Tasks to perform
(a) In the client alert, what is the only cause of action against DSG that can still proceed?
(b) Using the client alert, explain why claimant law firms, funders and insurers may now be less willing to advance or fund data breach claims.

Source excerpt
● ● ● ●

Client Alerts

Important Decision for Data Breach Litigation as Claims for Misuse of Private Information and Breach of Confidence Struck Out for Being “ill founded”

August 10, 2021


Alex Leitch,

William K. Whitner,Sherrese M. Smith,

Sarah Pearce,

Jack Thorne,

& Jonathan Robb

In Darren Lee Warren v DSG Retail Limited [2021] EWHC 2168 (QB) (judgment available here), the English High Court has handed down an important judgment concerning data breach litigation, particularly with respect to the causes of action that may be properly asserted in civil claims by data subjects in respect of data breaches carried out by third-party criminal attackers.

In an action for damages arising out of a cyber-attack suffered by DSG Retail Limited (“DSG”), the High Court ordered that the claimant’s claims for misuse of private information (“MOPI”), breach of confidence (“BOC”) and common law negligence should be summarily dismissed and/or struck out. Accordingly, the only cause of action that can still proceed is one for breach by DSG of statutory duty arising out of an alleged breach of the seventh data protection principle (“DPP7”) contained in the Data Protection Act 1998 (the “DPA 1998”).

The Court therefore helpfully clarified the causes of action that can properly be brought in data breach cases arising out of attacks carried out by third-party criminal attackers, finding that the claims for BOC and MOPI were “ill-founded”. However, perhaps even more significant is the impact that this decision could have on the recoverability of After the Event (“ATE”) insurance premiums and therefore the economic value to claimants of data breach claims.

Accordingly, this short but potentially very significant judgment will have substantial implications, in particular for claimant law firms, funders and insurers, who may now be less willing to advance or fund such claims.


Between 24 July 2017 and 25 April 2018, DSG (which operates ‘Currys PC World’ and ‘Dixons Travel’) was the victim of a “complex cyber-attack” carried out by “sophisticated and methodical criminals” who managed to infiltrate DSG’s systems and install malware which ran on 5,930 point of sale terminals in DSG stores (the “Cyber-Attack”).

● ● ● ●

Data excerpts
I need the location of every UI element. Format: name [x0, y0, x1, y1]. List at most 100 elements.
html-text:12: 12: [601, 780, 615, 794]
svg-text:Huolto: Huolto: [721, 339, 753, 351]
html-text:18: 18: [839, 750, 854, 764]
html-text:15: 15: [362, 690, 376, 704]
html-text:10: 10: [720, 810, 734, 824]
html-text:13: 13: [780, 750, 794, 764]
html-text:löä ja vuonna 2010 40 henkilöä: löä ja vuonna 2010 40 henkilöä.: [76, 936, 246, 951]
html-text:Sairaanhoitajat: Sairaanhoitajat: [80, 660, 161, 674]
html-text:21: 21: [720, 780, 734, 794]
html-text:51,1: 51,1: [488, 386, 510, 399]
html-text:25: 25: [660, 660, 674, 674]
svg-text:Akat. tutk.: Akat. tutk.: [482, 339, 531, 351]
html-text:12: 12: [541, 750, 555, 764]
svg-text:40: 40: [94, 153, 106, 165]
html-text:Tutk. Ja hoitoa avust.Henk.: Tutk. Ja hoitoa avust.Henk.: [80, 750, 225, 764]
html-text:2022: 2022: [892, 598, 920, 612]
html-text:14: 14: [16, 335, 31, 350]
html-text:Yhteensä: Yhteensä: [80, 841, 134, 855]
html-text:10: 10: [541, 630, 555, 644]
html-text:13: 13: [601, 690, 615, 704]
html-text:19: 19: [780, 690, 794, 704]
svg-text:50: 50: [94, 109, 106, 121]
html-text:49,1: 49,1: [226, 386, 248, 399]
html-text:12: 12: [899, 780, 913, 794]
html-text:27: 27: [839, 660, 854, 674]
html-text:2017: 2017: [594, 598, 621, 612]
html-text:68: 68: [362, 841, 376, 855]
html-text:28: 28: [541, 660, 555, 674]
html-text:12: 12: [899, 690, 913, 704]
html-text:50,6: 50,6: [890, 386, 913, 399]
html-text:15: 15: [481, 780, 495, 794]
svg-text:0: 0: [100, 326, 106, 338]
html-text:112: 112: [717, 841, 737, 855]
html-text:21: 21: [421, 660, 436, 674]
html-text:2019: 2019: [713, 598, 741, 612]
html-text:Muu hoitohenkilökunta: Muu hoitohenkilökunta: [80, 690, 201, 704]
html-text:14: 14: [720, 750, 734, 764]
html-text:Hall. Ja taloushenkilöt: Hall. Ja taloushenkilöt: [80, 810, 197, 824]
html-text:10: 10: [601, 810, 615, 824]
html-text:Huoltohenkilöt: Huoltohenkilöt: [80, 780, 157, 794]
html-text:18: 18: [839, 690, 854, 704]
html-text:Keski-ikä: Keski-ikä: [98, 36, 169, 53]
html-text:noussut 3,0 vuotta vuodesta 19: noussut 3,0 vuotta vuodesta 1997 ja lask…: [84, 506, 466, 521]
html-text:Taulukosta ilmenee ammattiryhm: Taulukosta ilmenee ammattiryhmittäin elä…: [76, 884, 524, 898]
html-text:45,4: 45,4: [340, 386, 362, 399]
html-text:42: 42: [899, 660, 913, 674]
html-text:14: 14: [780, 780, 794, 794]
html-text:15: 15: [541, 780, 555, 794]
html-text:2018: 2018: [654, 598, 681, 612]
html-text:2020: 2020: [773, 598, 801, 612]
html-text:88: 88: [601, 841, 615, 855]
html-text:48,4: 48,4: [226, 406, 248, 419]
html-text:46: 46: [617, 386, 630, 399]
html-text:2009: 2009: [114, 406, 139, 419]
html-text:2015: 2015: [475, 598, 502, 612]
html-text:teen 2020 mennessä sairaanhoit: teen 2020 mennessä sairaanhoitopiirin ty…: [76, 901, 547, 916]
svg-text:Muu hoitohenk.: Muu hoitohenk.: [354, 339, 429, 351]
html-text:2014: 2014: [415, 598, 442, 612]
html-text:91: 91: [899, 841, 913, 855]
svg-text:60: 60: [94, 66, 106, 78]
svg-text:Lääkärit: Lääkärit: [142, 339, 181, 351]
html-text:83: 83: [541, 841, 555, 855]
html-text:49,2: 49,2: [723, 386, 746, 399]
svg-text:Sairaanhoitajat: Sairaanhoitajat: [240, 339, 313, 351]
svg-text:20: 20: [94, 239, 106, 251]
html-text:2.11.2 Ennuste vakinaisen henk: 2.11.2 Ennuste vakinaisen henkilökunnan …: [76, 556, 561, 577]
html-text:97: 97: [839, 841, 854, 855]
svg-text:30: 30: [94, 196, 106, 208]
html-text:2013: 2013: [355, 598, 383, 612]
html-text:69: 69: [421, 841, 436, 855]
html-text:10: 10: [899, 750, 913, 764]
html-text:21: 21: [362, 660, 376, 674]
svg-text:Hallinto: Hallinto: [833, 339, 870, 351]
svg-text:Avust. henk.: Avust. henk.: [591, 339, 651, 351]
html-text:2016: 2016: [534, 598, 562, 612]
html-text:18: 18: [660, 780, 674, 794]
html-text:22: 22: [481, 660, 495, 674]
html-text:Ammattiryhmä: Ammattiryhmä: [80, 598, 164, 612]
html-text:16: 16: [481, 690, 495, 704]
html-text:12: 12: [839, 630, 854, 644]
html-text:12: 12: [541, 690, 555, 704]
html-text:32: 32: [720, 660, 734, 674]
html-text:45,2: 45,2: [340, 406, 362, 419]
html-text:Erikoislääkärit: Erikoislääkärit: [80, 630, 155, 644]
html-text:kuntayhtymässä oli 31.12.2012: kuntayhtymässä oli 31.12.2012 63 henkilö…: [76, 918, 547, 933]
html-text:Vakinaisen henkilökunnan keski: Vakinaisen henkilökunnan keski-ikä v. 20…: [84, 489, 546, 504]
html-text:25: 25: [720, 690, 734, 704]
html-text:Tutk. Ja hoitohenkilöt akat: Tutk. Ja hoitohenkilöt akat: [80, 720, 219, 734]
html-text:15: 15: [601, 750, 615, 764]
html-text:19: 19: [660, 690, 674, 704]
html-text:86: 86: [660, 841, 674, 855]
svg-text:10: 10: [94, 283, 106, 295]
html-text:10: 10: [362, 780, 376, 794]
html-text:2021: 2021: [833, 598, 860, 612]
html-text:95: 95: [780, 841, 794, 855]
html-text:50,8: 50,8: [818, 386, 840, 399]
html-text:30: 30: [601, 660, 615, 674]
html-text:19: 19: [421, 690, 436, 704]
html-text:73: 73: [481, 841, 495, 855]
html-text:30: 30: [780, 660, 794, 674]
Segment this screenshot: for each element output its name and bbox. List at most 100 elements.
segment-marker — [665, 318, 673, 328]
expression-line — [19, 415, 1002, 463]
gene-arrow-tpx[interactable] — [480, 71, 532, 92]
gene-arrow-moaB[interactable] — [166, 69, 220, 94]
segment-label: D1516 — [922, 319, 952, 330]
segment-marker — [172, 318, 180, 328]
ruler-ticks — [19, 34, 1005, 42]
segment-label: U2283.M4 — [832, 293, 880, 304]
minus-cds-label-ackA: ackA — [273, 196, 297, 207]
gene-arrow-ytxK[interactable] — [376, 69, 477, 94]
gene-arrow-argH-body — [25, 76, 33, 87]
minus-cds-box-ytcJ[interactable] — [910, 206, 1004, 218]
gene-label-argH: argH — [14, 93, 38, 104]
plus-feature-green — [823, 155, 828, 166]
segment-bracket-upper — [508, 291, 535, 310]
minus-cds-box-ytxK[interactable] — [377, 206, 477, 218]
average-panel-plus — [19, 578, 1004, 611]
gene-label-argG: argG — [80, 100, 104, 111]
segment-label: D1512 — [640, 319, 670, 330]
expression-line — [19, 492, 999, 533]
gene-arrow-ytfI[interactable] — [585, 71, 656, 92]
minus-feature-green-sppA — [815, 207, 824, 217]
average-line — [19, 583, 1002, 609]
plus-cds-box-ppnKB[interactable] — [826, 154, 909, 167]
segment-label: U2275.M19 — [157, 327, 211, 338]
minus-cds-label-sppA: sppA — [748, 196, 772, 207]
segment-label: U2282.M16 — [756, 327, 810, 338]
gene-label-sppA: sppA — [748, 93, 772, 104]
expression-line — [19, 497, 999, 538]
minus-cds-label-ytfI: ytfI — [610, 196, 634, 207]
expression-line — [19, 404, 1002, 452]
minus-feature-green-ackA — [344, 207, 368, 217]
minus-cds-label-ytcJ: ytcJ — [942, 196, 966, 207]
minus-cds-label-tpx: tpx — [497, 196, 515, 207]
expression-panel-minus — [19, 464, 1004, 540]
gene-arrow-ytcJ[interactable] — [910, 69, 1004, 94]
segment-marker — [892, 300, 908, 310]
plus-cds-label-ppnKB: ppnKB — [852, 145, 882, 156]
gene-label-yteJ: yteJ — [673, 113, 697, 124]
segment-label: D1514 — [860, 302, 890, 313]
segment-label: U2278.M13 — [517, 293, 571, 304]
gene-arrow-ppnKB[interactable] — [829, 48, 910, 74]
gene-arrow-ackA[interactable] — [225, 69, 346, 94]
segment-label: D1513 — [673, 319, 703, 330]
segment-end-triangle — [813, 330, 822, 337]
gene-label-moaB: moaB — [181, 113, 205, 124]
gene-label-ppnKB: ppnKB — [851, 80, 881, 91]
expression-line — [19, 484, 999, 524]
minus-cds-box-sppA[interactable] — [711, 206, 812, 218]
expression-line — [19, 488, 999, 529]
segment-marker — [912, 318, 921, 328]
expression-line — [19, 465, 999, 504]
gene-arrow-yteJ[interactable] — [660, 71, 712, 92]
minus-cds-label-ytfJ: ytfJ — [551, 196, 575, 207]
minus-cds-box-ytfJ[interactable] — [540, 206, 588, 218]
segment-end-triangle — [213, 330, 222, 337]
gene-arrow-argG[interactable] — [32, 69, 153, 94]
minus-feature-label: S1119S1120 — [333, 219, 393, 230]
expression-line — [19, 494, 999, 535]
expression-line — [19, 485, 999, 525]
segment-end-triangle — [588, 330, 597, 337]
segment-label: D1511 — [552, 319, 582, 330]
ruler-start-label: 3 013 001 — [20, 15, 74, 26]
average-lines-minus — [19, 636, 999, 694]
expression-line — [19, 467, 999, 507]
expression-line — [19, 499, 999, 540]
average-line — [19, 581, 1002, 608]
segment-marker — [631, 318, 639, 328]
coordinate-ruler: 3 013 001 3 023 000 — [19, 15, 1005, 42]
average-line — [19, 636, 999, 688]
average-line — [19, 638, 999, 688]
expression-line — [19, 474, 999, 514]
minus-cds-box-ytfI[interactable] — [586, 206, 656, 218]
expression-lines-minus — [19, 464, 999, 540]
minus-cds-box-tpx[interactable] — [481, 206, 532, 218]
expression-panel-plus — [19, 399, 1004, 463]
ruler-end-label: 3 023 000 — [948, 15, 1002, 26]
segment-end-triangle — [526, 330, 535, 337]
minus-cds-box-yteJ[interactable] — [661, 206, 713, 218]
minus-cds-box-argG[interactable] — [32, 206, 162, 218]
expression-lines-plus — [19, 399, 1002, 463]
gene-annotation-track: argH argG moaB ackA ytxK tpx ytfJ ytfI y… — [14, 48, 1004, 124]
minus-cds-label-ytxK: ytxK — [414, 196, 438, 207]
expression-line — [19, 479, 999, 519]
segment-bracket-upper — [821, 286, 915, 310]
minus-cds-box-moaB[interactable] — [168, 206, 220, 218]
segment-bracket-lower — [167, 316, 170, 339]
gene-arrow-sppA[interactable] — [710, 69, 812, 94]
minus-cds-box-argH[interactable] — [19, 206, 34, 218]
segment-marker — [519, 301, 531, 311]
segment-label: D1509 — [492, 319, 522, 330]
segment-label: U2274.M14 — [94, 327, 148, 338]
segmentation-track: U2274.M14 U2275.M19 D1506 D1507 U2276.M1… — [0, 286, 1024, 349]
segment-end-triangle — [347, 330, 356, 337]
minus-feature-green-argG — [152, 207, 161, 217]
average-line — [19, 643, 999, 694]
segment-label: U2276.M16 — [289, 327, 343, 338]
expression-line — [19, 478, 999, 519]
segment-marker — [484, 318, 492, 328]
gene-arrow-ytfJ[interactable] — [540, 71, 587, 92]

● ● ● ●

Solution set
(a) A claim for breach of statutory duty, based on DSG's alleged breach of the seventh data protection principle in the Data Protection Act 1998.

(b) The decision could affect whether After the Event insurance premiums can be recovered, and that in turn affects how much data breach claims are worth economically to claimants. Because of this, the judgment is expected to have substantial implications for those who advance or fund such claims.